SUPPLIED DATA:

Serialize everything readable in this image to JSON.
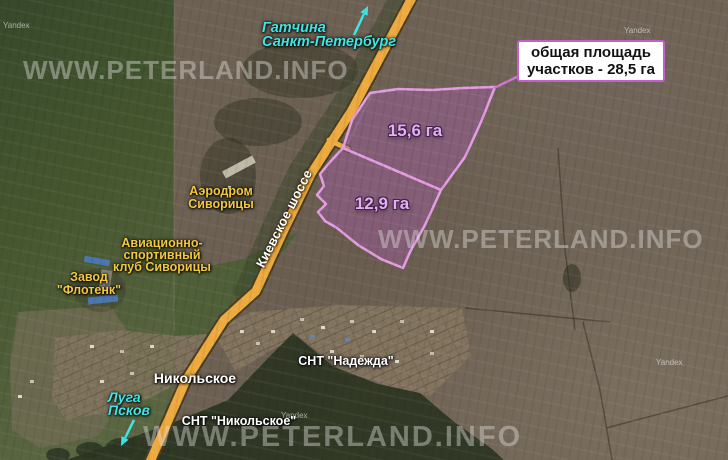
{
  "info_box": {
    "line1": "общая площадь",
    "line2": "участков - 28,5 га"
  },
  "plots": [
    {
      "label": "15,6 га"
    },
    {
      "label": "12,9 га"
    }
  ],
  "road": {
    "name": "Киевское шоссе"
  },
  "directions": {
    "north": {
      "line1": "Гатчина",
      "line2": "Санкт-Петербург"
    },
    "south": {
      "line1": "Луга",
      "line2": "Псков"
    }
  },
  "places": {
    "aerodrome": {
      "line1": "Аэродром",
      "line2": "Сиворицы"
    },
    "aviaclub": {
      "line1": "Авиационно-",
      "line2": "спортивный",
      "line3": "клуб Сиворицы"
    },
    "factory": {
      "line1": "Завод",
      "line2": "\"Флотенк\""
    },
    "village": "Никольское",
    "snt_nadezhda": "СНТ \"Надежда\"",
    "snt_nikolskoe": "СНТ \"Никольское\""
  },
  "watermark": {
    "site": "WWW.PETERLAND.INFO",
    "provider": "Yandex"
  },
  "colors": {
    "plot_fill": "#8e6f88",
    "plot_stroke": "#e49ce4",
    "road": "#edaa3f",
    "highlight_cyan": "#3fe6e6",
    "label_yellow": "#f2c83e",
    "box_border": "#c75ece"
  }
}
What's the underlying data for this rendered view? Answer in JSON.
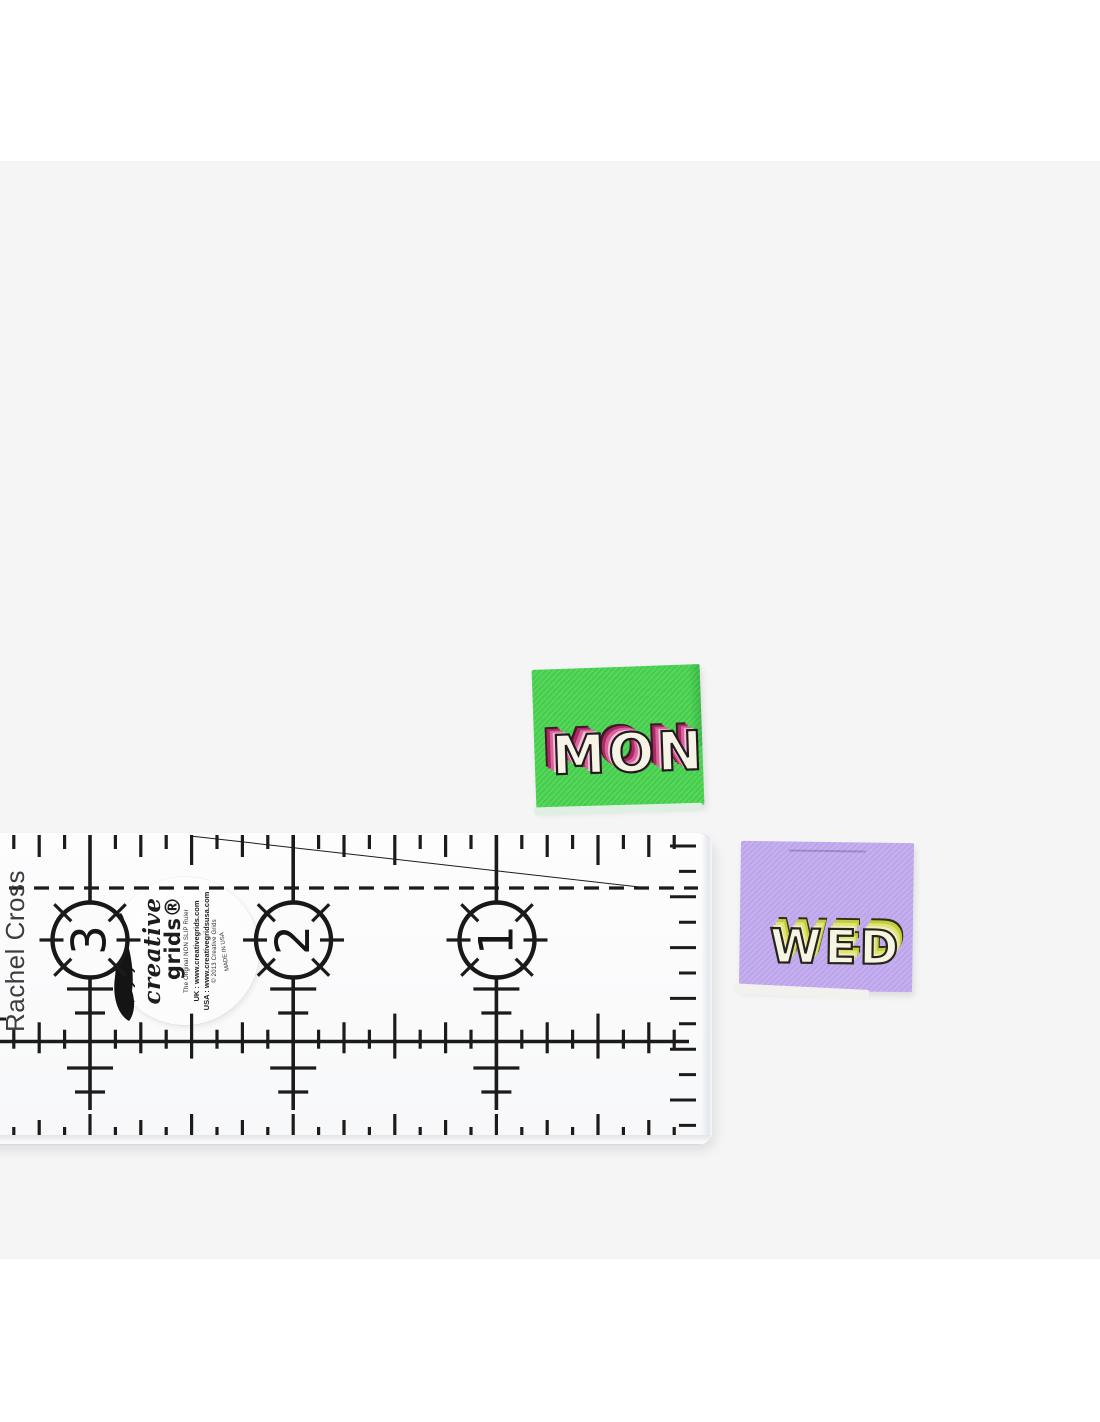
{
  "page": {
    "background": "#ffffff",
    "photo_background": "#f5f5f6"
  },
  "mon_label": {
    "text": "MON",
    "fabric_color": "#45d14c",
    "letter_color": "#f6f4e6",
    "shadow_light": "#f0bcd6",
    "shadow_dark": "#ab2a66",
    "outline_color": "#241a1e"
  },
  "wed_label": {
    "text": "WED",
    "fabric_color": "#c0a7ee",
    "letter_color": "#f6f4e3",
    "shadow_light": "#f0edba",
    "shadow_dark": "#c3cf3a",
    "outline_color": "#26231a"
  },
  "ruler": {
    "side_text": "Rachel Cross",
    "dial_numbers": [
      "3",
      "2",
      "1"
    ],
    "brand": {
      "script_word": "creative",
      "bold_word": "grids®",
      "tagline": "The Original NON SLIP Ruler",
      "uk_line": "UK : www.creativegrids.com",
      "usa_line": "USA : www.creativegridsusa.com",
      "copyright_line": "© 2013 Creative Grids",
      "made_in": "MADE IN USA"
    }
  }
}
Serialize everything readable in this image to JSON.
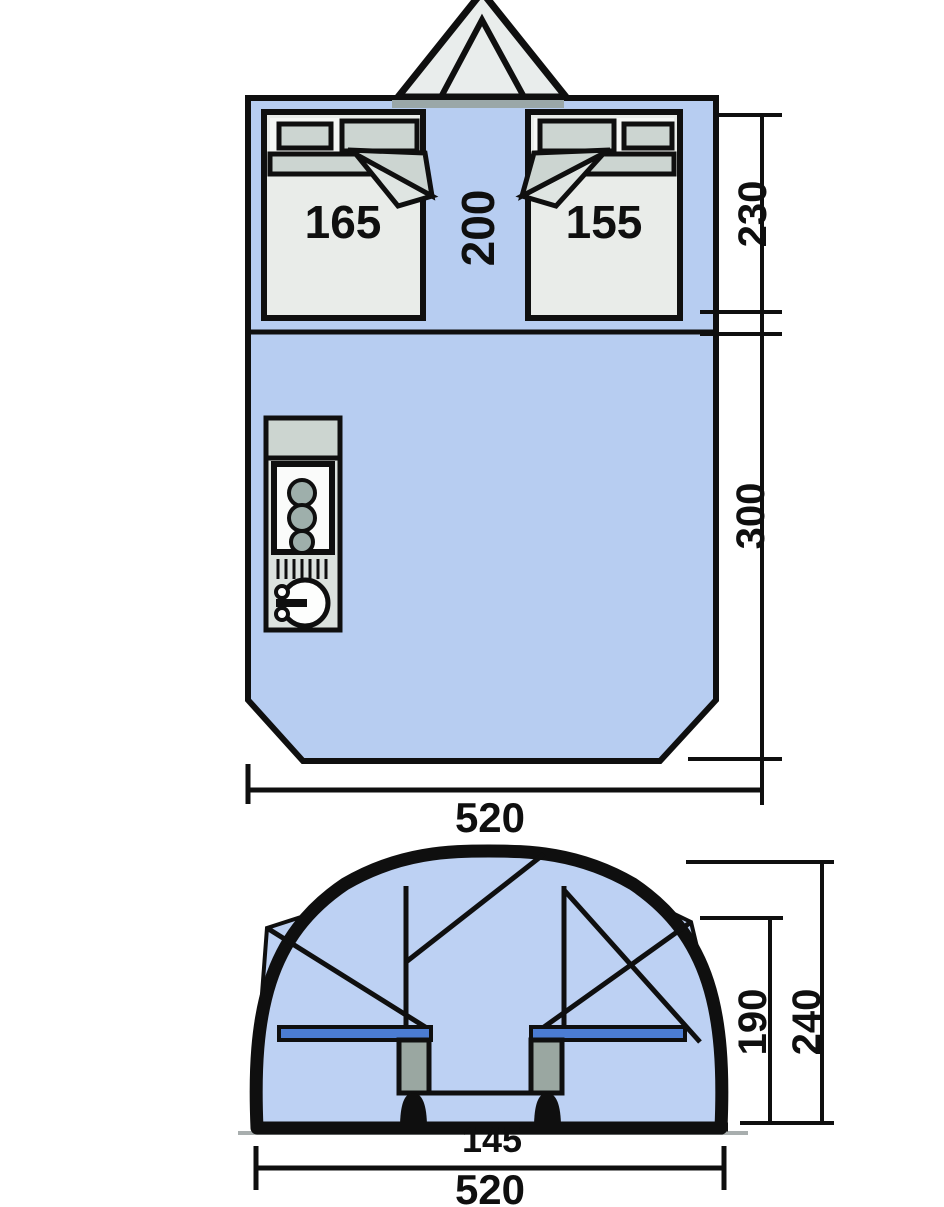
{
  "diagram_title": "tent-floor-plan-and-elevation",
  "colors": {
    "blue": "#b7cdf1",
    "dome_blue": "#bdd1f3",
    "outline": "#0f0f0f",
    "cabin": "#e9ece9",
    "pad": "#ccd5d1",
    "pad_light": "#dfe5e2",
    "band": "#f5f7f5",
    "awning": "#e9edec",
    "kitchen": "#dce2de",
    "worktop": "#ccd5d0",
    "burner": "#9eafab",
    "stove_white": "#fafbfa",
    "sink_white": "#fdfefd",
    "bed_bar": "#4b7cd2",
    "leg": "#9aa7a1",
    "threshold": "#9aa7a8",
    "shadow": "#a8aeae"
  },
  "floorplan": {
    "left_cabin": "165",
    "right_cabin": "155",
    "corridor": "200",
    "sleep_depth": "230",
    "living_depth": "300",
    "width": "520"
  },
  "elevation": {
    "inner_height": "190",
    "total_height": "240",
    "inner_width": "145",
    "width": "520"
  }
}
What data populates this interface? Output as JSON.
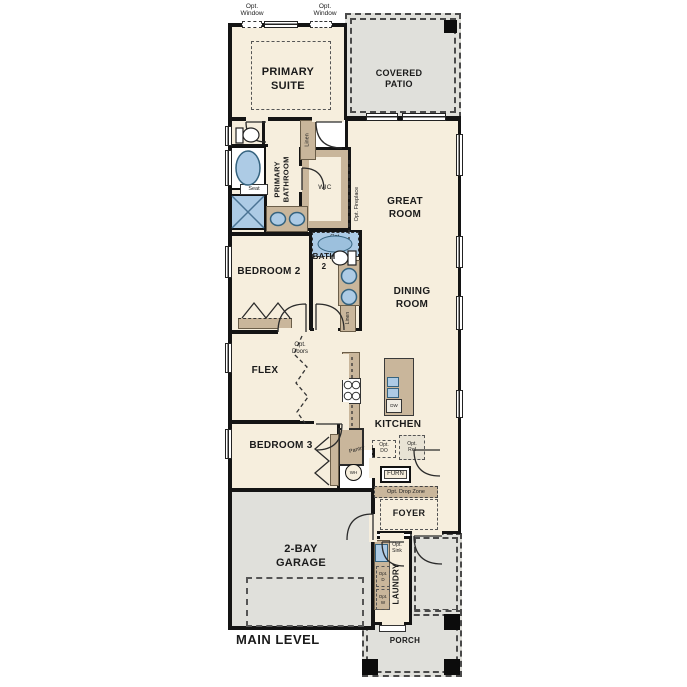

REQUEST:
Which lines above contain "Никольское"? Show each of them.

OUTPUT BELOW:
    "village": "Никольское",
    "snt_nikolskoe": "СНТ \"Никольское\""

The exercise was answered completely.